*The problem*:
Determine how many lines of the material hold the string "What" and reply with only that number.

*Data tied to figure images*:
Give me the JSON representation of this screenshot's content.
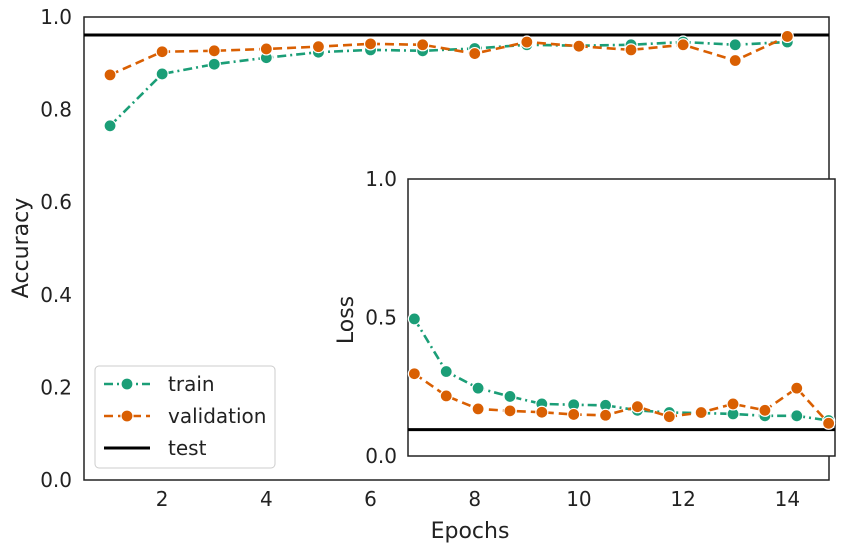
{
  "chart_data": [
    {
      "type": "line",
      "xlabel": "Epochs",
      "ylabel": "Accuracy",
      "xlim": [
        0.5,
        14.8
      ],
      "ylim": [
        0.0,
        1.0
      ],
      "x_ticks": [
        2,
        4,
        6,
        8,
        10,
        12,
        14
      ],
      "y_ticks": [
        0.0,
        0.2,
        0.4,
        0.6,
        0.8,
        1.0
      ],
      "x_tick_labels": [
        "2",
        "4",
        "6",
        "8",
        "10",
        "12",
        "14"
      ],
      "y_tick_labels": [
        "0.0",
        "0.2",
        "0.4",
        "0.6",
        "0.8",
        "1.0"
      ],
      "x": [
        1,
        2,
        3,
        4,
        5,
        6,
        7,
        8,
        9,
        10,
        11,
        12,
        13,
        14
      ],
      "series": [
        {
          "name": "train",
          "color": "#1b9e77",
          "linestyle": "dashdot",
          "marker": "circle",
          "values": [
            0.765,
            0.877,
            0.898,
            0.912,
            0.924,
            0.929,
            0.927,
            0.932,
            0.94,
            0.938,
            0.94,
            0.946,
            0.94,
            0.946
          ]
        },
        {
          "name": "validation",
          "color": "#d95f02",
          "linestyle": "dashed",
          "marker": "circle",
          "values": [
            0.875,
            0.925,
            0.927,
            0.931,
            0.936,
            0.942,
            0.94,
            0.921,
            0.946,
            0.937,
            0.929,
            0.94,
            0.906,
            0.958
          ]
        }
      ],
      "hline": {
        "name": "test",
        "value": 0.961,
        "color": "#000000"
      },
      "grid": false,
      "legend": {
        "position": "lower-left",
        "entries": [
          "train",
          "validation",
          "test"
        ]
      }
    },
    {
      "type": "line",
      "xlabel": "",
      "ylabel": "Loss",
      "xlim": [
        0.8,
        14.2
      ],
      "ylim": [
        0.0,
        1.0
      ],
      "y_ticks": [
        0.0,
        0.5,
        1.0
      ],
      "y_tick_labels": [
        "0.0",
        "0.5",
        "1.0"
      ],
      "x_ticks": [],
      "x": [
        1,
        2,
        3,
        4,
        5,
        6,
        7,
        8,
        9,
        10,
        11,
        12,
        13,
        14
      ],
      "series": [
        {
          "name": "train",
          "color": "#1b9e77",
          "linestyle": "dashdot",
          "marker": "circle",
          "values": [
            0.495,
            0.305,
            0.245,
            0.215,
            0.188,
            0.185,
            0.183,
            0.165,
            0.157,
            0.155,
            0.152,
            0.145,
            0.145,
            0.128
          ]
        },
        {
          "name": "validation",
          "color": "#d95f02",
          "linestyle": "dashed",
          "marker": "circle",
          "values": [
            0.297,
            0.217,
            0.17,
            0.163,
            0.158,
            0.15,
            0.147,
            0.178,
            0.142,
            0.157,
            0.188,
            0.165,
            0.245,
            0.118
          ]
        }
      ],
      "hline": {
        "name": "test",
        "value": 0.095,
        "color": "#000000"
      },
      "grid": false
    }
  ]
}
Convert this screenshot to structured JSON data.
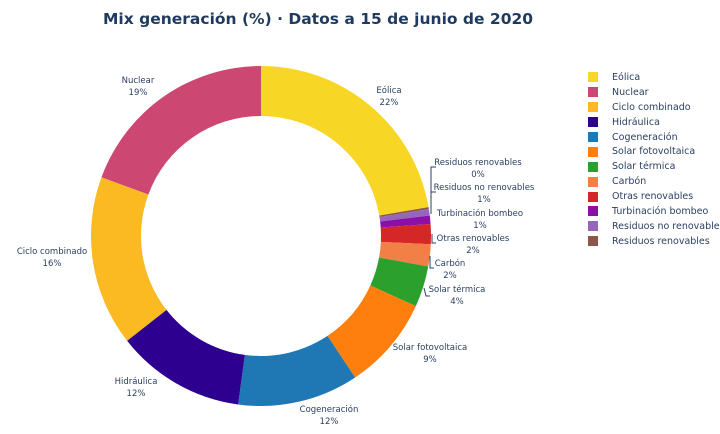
{
  "chart_data": {
    "type": "pie",
    "subtype": "donut",
    "title": "Mix generación (%) · Datos a 15 de junio de 2020",
    "direction": "clockwise",
    "start": "top",
    "legend_position": "right",
    "slices": [
      {
        "label": "Eólica",
        "value": 22.3,
        "text": "22%",
        "color": "#f8d626"
      },
      {
        "label": "Residuos renovables",
        "value": 0.2,
        "text": "0%",
        "color": "#8c564b"
      },
      {
        "label": "Residuos no renovables",
        "value": 0.6,
        "text": "1%",
        "color": "#9467bd"
      },
      {
        "label": "Turbinación bombeo",
        "value": 0.8,
        "text": "1%",
        "color": "#8c0fa8"
      },
      {
        "label": "Otras renovables",
        "value": 1.9,
        "text": "2%",
        "color": "#d62728"
      },
      {
        "label": "Carbón",
        "value": 2.1,
        "text": "2%",
        "color": "#f28046"
      },
      {
        "label": "Solar térmica",
        "value": 3.9,
        "text": "4%",
        "color": "#2ca02c"
      },
      {
        "label": "Solar fotovoltaica",
        "value": 8.9,
        "text": "9%",
        "color": "#ff7f0e"
      },
      {
        "label": "Cogeneración",
        "value": 11.5,
        "text": "12%",
        "color": "#1f77b4"
      },
      {
        "label": "Hidráulica",
        "value": 12.3,
        "text": "12%",
        "color": "#2e0090"
      },
      {
        "label": "Ciclo combinado",
        "value": 16.2,
        "text": "16%",
        "color": "#fbb922"
      },
      {
        "label": "Nuclear",
        "value": 19.4,
        "text": "19%",
        "color": "#cc4872"
      }
    ],
    "legend": [
      {
        "label": "Eólica",
        "color": "#f8d626"
      },
      {
        "label": "Nuclear",
        "color": "#cc4872"
      },
      {
        "label": "Ciclo combinado",
        "color": "#fbb922"
      },
      {
        "label": "Hidráulica",
        "color": "#2e0090"
      },
      {
        "label": "Cogeneración",
        "color": "#1f77b4"
      },
      {
        "label": "Solar fotovoltaica",
        "color": "#ff7f0e"
      },
      {
        "label": "Solar térmica",
        "color": "#2ca02c"
      },
      {
        "label": "Carbón",
        "color": "#f28046"
      },
      {
        "label": "Otras renovables",
        "color": "#d62728"
      },
      {
        "label": "Turbinación bombeo",
        "color": "#8c0fa8"
      },
      {
        "label": "Residuos no renovables",
        "color": "#9467bd"
      },
      {
        "label": "Residuos renovables",
        "color": "#8c564b"
      }
    ]
  }
}
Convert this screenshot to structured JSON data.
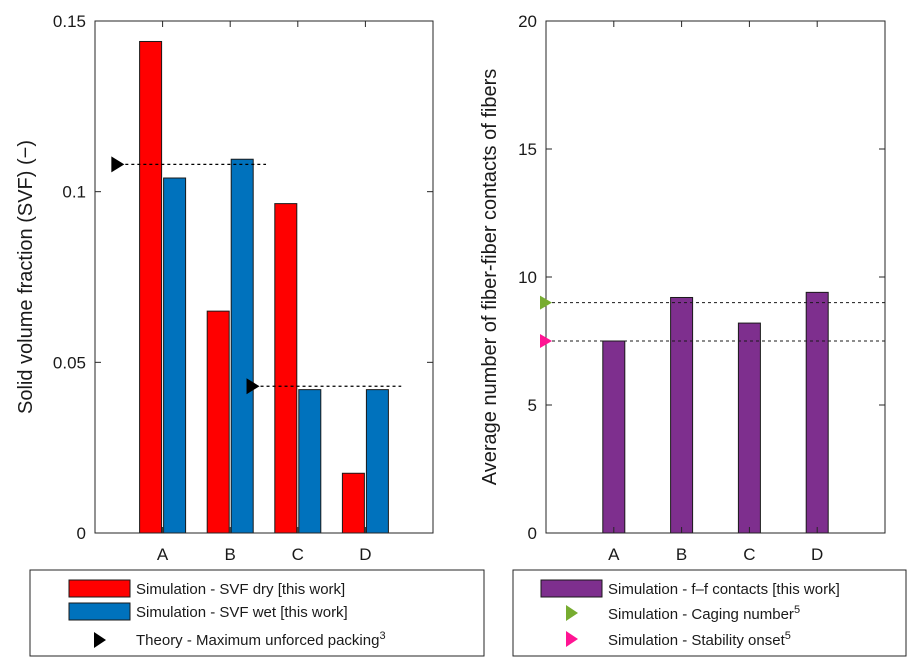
{
  "chart_data": [
    {
      "type": "bar",
      "categories": [
        "A",
        "B",
        "C",
        "D"
      ],
      "ylabel": "Solid volume fraction (SVF) (−)",
      "ylim": [
        0,
        0.15
      ],
      "yticks": [
        0,
        0.05,
        0.1,
        0.15
      ],
      "ytick_labels": [
        "0",
        "0.05",
        "0.1",
        "0.15"
      ],
      "series": [
        {
          "name": "Simulation - SVF dry [this work]",
          "color": "#ff0000",
          "values": [
            0.144,
            0.065,
            0.0965,
            0.0175
          ]
        },
        {
          "name": "Simulation - SVF wet [this work]",
          "color": "#0072bd",
          "values": [
            0.104,
            0.1095,
            0.042,
            0.042
          ]
        }
      ],
      "reference_lines": [
        {
          "name": "Theory - Maximum unforced packing",
          "superscript": "3",
          "marker": "black-triangle",
          "color": "#000000",
          "segments": [
            {
              "y": 0.108,
              "from_category": "A",
              "to_category": "B"
            },
            {
              "y": 0.043,
              "from_category": "C",
              "to_category": "D"
            }
          ]
        }
      ],
      "legend_position": "bottom"
    },
    {
      "type": "bar",
      "categories": [
        "A",
        "B",
        "C",
        "D"
      ],
      "ylabel": "Average number of fiber-fiber contacts of fibers",
      "ylim": [
        0,
        20
      ],
      "yticks": [
        0,
        5,
        10,
        15,
        20
      ],
      "ytick_labels": [
        "0",
        "5",
        "10",
        "15",
        "20"
      ],
      "series": [
        {
          "name": "Simulation - f–f contacts [this work]",
          "color": "#7e2f8e",
          "values": [
            7.5,
            9.2,
            8.2,
            9.4
          ]
        }
      ],
      "reference_lines": [
        {
          "name": "Simulation - Caging number",
          "superscript": "5",
          "marker": "green-triangle",
          "color": "#77ac30",
          "y": 9
        },
        {
          "name": "Simulation - Stability onset",
          "superscript": "5",
          "marker": "magenta-triangle",
          "color": "#ff1493",
          "y": 7.5
        }
      ],
      "legend_position": "bottom"
    }
  ]
}
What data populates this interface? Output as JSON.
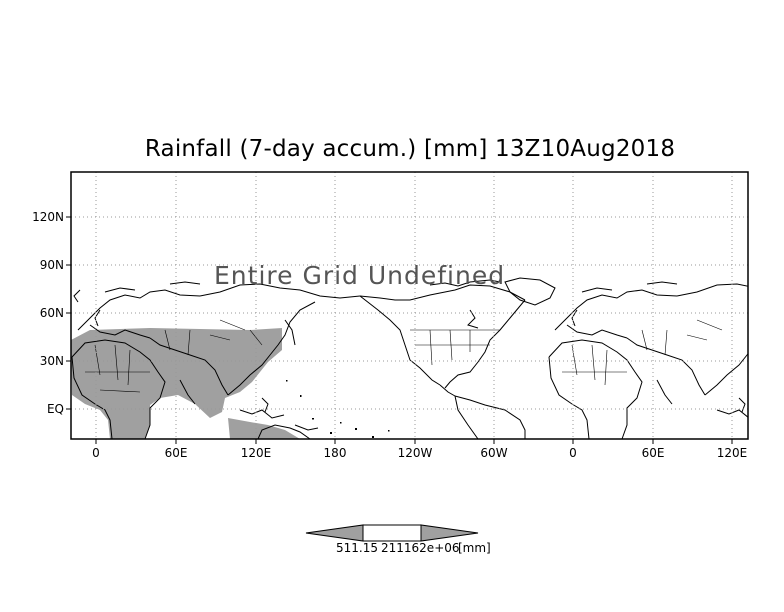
{
  "title": "Rainfall (7-day accum.) [mm] 13Z10Aug2018",
  "overlay_text": "Entire Grid Undefined",
  "y_ticks": [
    "120N",
    "90N",
    "60N",
    "30N",
    "EQ"
  ],
  "x_ticks": [
    "0",
    "60E",
    "120E",
    "180",
    "120W",
    "60W",
    "0",
    "60E",
    "120E"
  ],
  "colorbar": {
    "left_value": "511.15",
    "right_value": "211162e+06",
    "unit": "[mm]"
  },
  "colors": {
    "land_shading": "#a0a0a0",
    "grid": "#999999",
    "frame": "#000000"
  }
}
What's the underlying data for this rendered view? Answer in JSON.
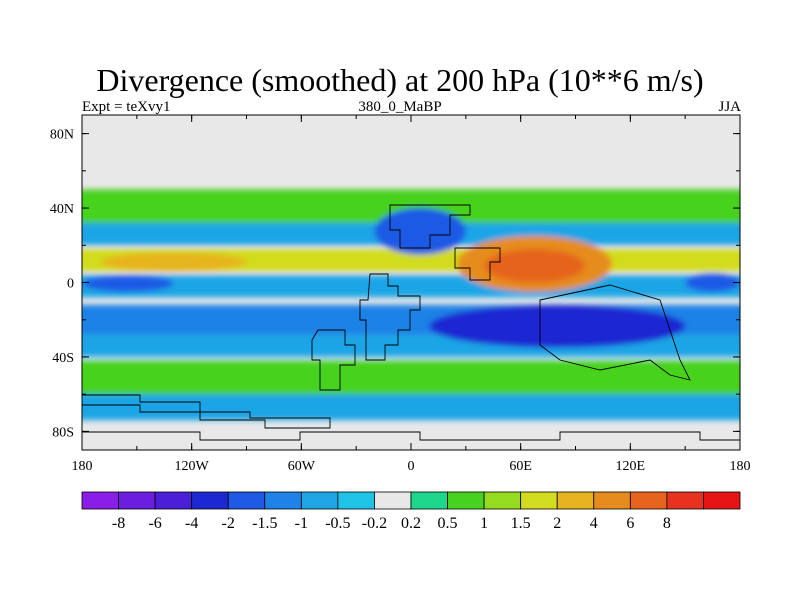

*Solved problem*:
2